■ **WORK TO BE COMPLETED**:
Reproduce every line of the listing below verbatim, omitting the pictures.

■ **STORED RECORDS**:
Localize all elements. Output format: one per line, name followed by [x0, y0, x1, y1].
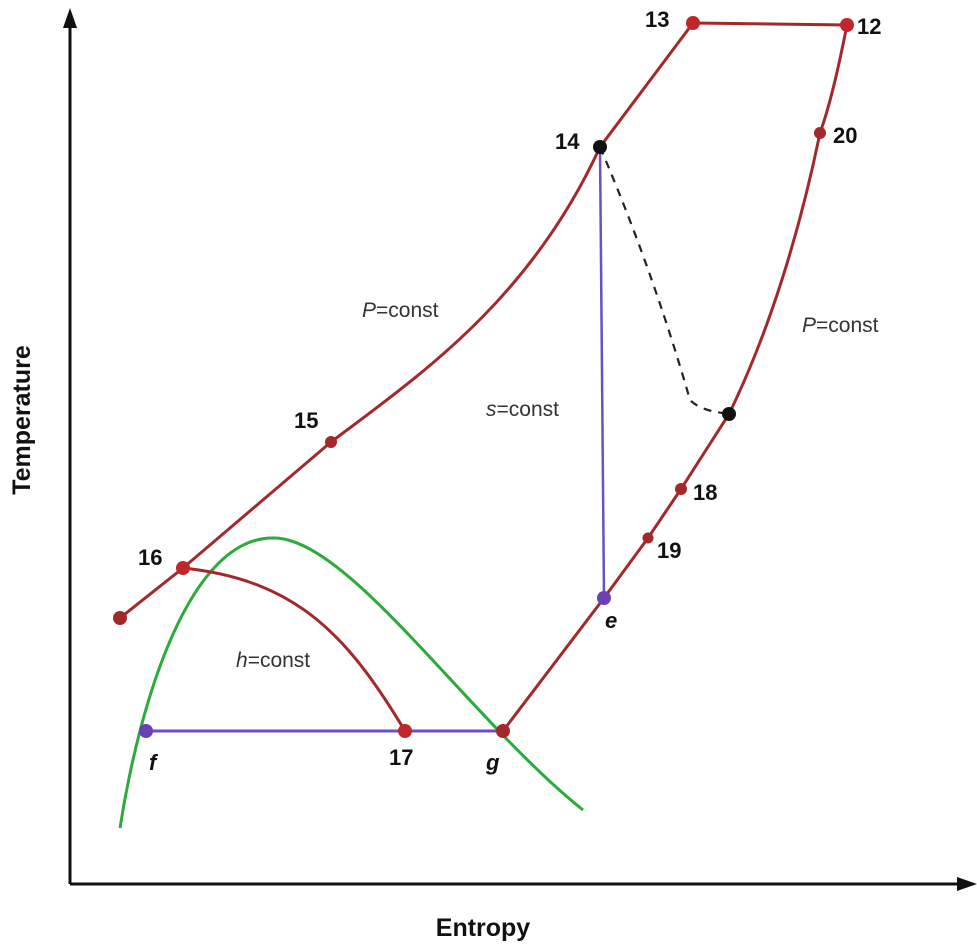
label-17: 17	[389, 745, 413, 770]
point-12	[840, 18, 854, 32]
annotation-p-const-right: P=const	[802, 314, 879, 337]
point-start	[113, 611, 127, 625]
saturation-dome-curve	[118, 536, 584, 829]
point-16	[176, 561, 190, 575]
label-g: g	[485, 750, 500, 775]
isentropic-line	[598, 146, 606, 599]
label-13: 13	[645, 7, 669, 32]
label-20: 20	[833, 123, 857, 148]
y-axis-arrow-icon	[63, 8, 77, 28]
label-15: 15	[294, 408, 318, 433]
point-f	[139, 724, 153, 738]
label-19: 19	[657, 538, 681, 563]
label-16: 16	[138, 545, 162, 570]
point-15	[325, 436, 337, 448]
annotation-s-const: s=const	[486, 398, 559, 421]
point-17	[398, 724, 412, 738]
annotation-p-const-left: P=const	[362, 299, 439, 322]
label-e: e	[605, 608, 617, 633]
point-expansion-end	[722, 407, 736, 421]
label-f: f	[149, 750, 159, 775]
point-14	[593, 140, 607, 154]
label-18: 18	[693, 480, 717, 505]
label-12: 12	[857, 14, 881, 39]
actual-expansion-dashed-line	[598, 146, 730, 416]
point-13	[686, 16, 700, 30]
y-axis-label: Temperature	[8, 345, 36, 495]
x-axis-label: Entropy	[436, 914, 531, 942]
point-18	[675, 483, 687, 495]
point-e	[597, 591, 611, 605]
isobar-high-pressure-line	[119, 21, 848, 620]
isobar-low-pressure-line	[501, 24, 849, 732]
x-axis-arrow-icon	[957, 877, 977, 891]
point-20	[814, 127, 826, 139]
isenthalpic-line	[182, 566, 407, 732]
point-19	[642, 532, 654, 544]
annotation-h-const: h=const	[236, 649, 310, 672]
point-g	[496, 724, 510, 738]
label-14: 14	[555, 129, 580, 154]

■ **ANSWER TO THE TASK**:
Localize all elements. Output format: one per line, name followed by [x0, y0, x1, y1].
label-17: 17	[389, 745, 413, 770]
point-12	[840, 18, 854, 32]
annotation-p-const-right: P=const	[802, 314, 879, 337]
point-start	[113, 611, 127, 625]
saturation-dome-curve	[118, 536, 584, 829]
point-16	[176, 561, 190, 575]
label-g: g	[485, 750, 500, 775]
isentropic-line	[598, 146, 606, 599]
label-13: 13	[645, 7, 669, 32]
label-20: 20	[833, 123, 857, 148]
y-axis-arrow-icon	[63, 8, 77, 28]
label-15: 15	[294, 408, 318, 433]
point-f	[139, 724, 153, 738]
label-19: 19	[657, 538, 681, 563]
label-16: 16	[138, 545, 162, 570]
point-15	[325, 436, 337, 448]
annotation-s-const: s=const	[486, 398, 559, 421]
point-17	[398, 724, 412, 738]
annotation-p-const-left: P=const	[362, 299, 439, 322]
label-e: e	[605, 608, 617, 633]
point-expansion-end	[722, 407, 736, 421]
label-f: f	[149, 750, 159, 775]
point-14	[593, 140, 607, 154]
label-18: 18	[693, 480, 717, 505]
label-12: 12	[857, 14, 881, 39]
actual-expansion-dashed-line	[598, 146, 730, 416]
point-13	[686, 16, 700, 30]
y-axis-label: Temperature	[8, 345, 36, 495]
x-axis-label: Entropy	[436, 914, 531, 942]
point-18	[675, 483, 687, 495]
point-e	[597, 591, 611, 605]
isobar-high-pressure-line	[119, 21, 848, 620]
isobar-low-pressure-line	[501, 24, 849, 732]
x-axis-arrow-icon	[957, 877, 977, 891]
point-20	[814, 127, 826, 139]
isenthalpic-line	[182, 566, 407, 732]
point-19	[642, 532, 654, 544]
annotation-h-const: h=const	[236, 649, 310, 672]
point-g	[496, 724, 510, 738]
label-14: 14	[555, 129, 580, 154]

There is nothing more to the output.